> WHAT IS ASKED: Omit every image, and transcribe the remaining entries exactly as given.
— Start RECORDS FOR PROCESSING —
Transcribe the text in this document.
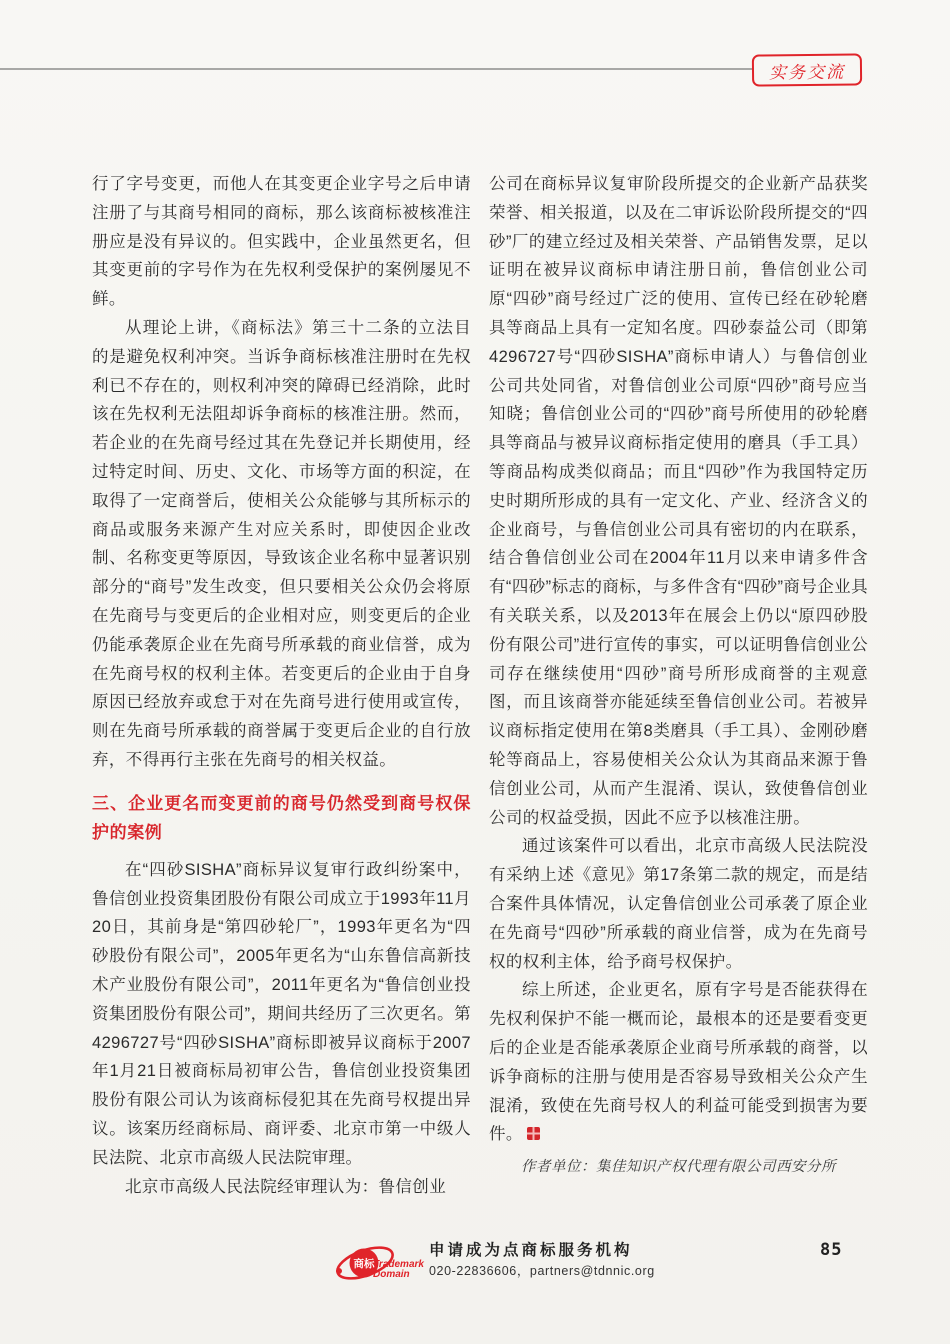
实务交流

行了字号变更，而他人在其变更企业字号之后申请注册了与其商号相同的商标，那么该商标被核准注册应是没有异议的。但实践中，企业虽然更名，但其变更前的字号作为在先权利受保护的案例屡见不鲜。

从理论上讲，《商标法》第三十二条的立法目的是避免权利冲突。当诉争商标核准注册时在先权利已不存在的，则权利冲突的障碍已经消除，此时该在先权利无法阻却诉争商标的核准注册。然而，若企业的在先商号经过其在先登记并长期使用，经过特定时间、历史、文化、市场等方面的积淀，在取得了一定商誉后，使相关公众能够与其所标示的商品或服务来源产生对应关系时，即使因企业改制、名称变更等原因，导致该企业名称中显著识别部分的“商号”发生改变，但只要相关公众仍会将原在先商号与变更后的企业相对应，则变更后的企业仍能承袭原企业在先商号所承载的商业信誉，成为在先商号权的权利主体。若变更后的企业由于自身原因已经放弃或怠于对在先商号进行使用或宣传，则在先商号所承载的商誉属于变更后企业的自行放弃，不得再行主张在先商号的相关权益。

三、企业更名而变更前的商号仍然受到商号权保护的案例

在“四砂SISHA”商标异议复审行政纠纷案中，鲁信创业投资集团股份有限公司成立于1993年11月20日，其前身是“第四砂轮厂”，1993年更名为“四砂股份有限公司”，2005年更名为“山东鲁信高新技术产业股份有限公司”，2011年更名为“鲁信创业投资集团股份有限公司”，期间共经历了三次更名。第4296727号“四砂SISHA”商标即被异议商标于2007年1月21日被商标局初审公告，鲁信创业投资集团股份有限公司认为该商标侵犯其在先商号权提出异议。该案历经商标局、商评委、北京市第一中级人民法院、北京市高级人民法院审理。

北京市高级人民法院经审理认为：鲁信创业

公司在商标异议复审阶段所提交的企业新产品获奖荣誉、相关报道，以及在二审诉讼阶段所提交的“四砂”厂的建立经过及相关荣誉、产品销售发票，足以证明在被异议商标申请注册日前，鲁信创业公司原“四砂”商号经过广泛的使用、宣传已经在砂轮磨具等商品上具有一定知名度。四砂泰益公司（即第4296727号“四砂SISHA”商标申请人）与鲁信创业公司共处同省，对鲁信创业公司原“四砂”商号应当知晓；鲁信创业公司的“四砂”商号所使用的砂轮磨具等商品与被异议商标指定使用的磨具（手工具）等商品构成类似商品；而且“四砂”作为我国特定历史时期所形成的具有一定文化、产业、经济含义的企业商号，与鲁信创业公司具有密切的内在联系，结合鲁信创业公司在2004年11月以来申请多件含有“四砂”标志的商标，与多件含有“四砂”商号企业具有关联关系，以及2013年在展会上仍以“原四砂股份有限公司”进行宣传的事实，可以证明鲁信创业公司存在继续使用“四砂”商号所形成商誉的主观意图，而且该商誉亦能延续至鲁信创业公司。若被异议商标指定使用在第8类磨具（手工具）、金刚砂磨轮等商品上，容易使相关公众认为其商品来源于鲁信创业公司，从而产生混淆、误认，致使鲁信创业公司的权益受损，因此不应予以核准注册。

通过该案件可以看出，北京市高级人民法院没有采纳上述《意见》第17条第二款的规定，而是结合案件具体情况，认定鲁信创业公司承袭了原企业在先商号“四砂”所承载的商业信誉，成为在先商号权的权利主体，给予商号权保护。

综上所述，企业更名，原有字号是否能获得在先权利保护不能一概而论，最根本的还是要看变更后的企业是否能承袭原企业商号所承载的商誉，以诉争商标的注册与使用是否容易导致相关公众产生混淆，致使在先商号权人的利益可能受到损害为要件。

作者单位：集佳知识产权代理有限公司西安分所

商标
Trademark
Domain
申请成为点商标服务机构
020-22836606，partners@tdnnic.org
85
— End RECORDS FOR PROCESSING —
> EXPECTED ANSWER:
Transcribe the text in this document.
实务交流

行了字号变更，而他人在其变更企业字号之后申请注册了与其商号相同的商标，那么该商标被核准注册应是没有异议的。但实践中，企业虽然更名，但其变更前的字号作为在先权利受保护的案例屡见不鲜。

从理论上讲，《商标法》第三十二条的立法目的是避免权利冲突。当诉争商标核准注册时在先权利已不存在的，则权利冲突的障碍已经消除，此时该在先权利无法阻却诉争商标的核准注册。然而，若企业的在先商号经过其在先登记并长期使用，经过特定时间、历史、文化、市场等方面的积淀，在取得了一定商誉后，使相关公众能够与其所标示的商品或服务来源产生对应关系时，即使因企业改制、名称变更等原因，导致该企业名称中显著识别部分的“商号”发生改变，但只要相关公众仍会将原在先商号与变更后的企业相对应，则变更后的企业仍能承袭原企业在先商号所承载的商业信誉，成为在先商号权的权利主体。若变更后的企业由于自身原因已经放弃或怠于对在先商号进行使用或宣传，则在先商号所承载的商誉属于变更后企业的自行放弃，不得再行主张在先商号的相关权益。

三、企业更名而变更前的商号仍然受到商号权保护的案例

在“四砂SISHA”商标异议复审行政纠纷案中，鲁信创业投资集团股份有限公司成立于1993年11月20日，其前身是“第四砂轮厂”，1993年更名为“四砂股份有限公司”，2005年更名为“山东鲁信高新技术产业股份有限公司”，2011年更名为“鲁信创业投资集团股份有限公司”，期间共经历了三次更名。第4296727号“四砂SISHA”商标即被异议商标于2007年1月21日被商标局初审公告，鲁信创业投资集团股份有限公司认为该商标侵犯其在先商号权提出异议。该案历经商标局、商评委、北京市第一中级人民法院、北京市高级人民法院审理。

北京市高级人民法院经审理认为：鲁信创业

公司在商标异议复审阶段所提交的企业新产品获奖荣誉、相关报道，以及在二审诉讼阶段所提交的“四砂”厂的建立经过及相关荣誉、产品销售发票，足以证明在被异议商标申请注册日前，鲁信创业公司原“四砂”商号经过广泛的使用、宣传已经在砂轮磨具等商品上具有一定知名度。四砂泰益公司（即第4296727号“四砂SISHA”商标申请人）与鲁信创业公司共处同省，对鲁信创业公司原“四砂”商号应当知晓；鲁信创业公司的“四砂”商号所使用的砂轮磨具等商品与被异议商标指定使用的磨具（手工具）等商品构成类似商品；而且“四砂”作为我国特定历史时期所形成的具有一定文化、产业、经济含义的企业商号，与鲁信创业公司具有密切的内在联系，结合鲁信创业公司在2004年11月以来申请多件含有“四砂”标志的商标，与多件含有“四砂”商号企业具有关联关系，以及2013年在展会上仍以“原四砂股份有限公司”进行宣传的事实，可以证明鲁信创业公司存在继续使用“四砂”商号所形成商誉的主观意图，而且该商誉亦能延续至鲁信创业公司。若被异议商标指定使用在第8类磨具（手工具）、金刚砂磨轮等商品上，容易使相关公众认为其商品来源于鲁信创业公司，从而产生混淆、误认，致使鲁信创业公司的权益受损，因此不应予以核准注册。

通过该案件可以看出，北京市高级人民法院没有采纳上述《意见》第17条第二款的规定，而是结合案件具体情况，认定鲁信创业公司承袭了原企业在先商号“四砂”所承载的商业信誉，成为在先商号权的权利主体，给予商号权保护。

综上所述，企业更名，原有字号是否能获得在先权利保护不能一概而论，最根本的还是要看变更后的企业是否能承袭原企业商号所承载的商誉，以诉争商标的注册与使用是否容易导致相关公众产生混淆，致使在先商号权人的利益可能受到损害为要件。

作者单位：集佳知识产权代理有限公司西安分所

商标
Trademark
Domain
申请成为点商标服务机构
020-22836606，partners@tdnnic.org
85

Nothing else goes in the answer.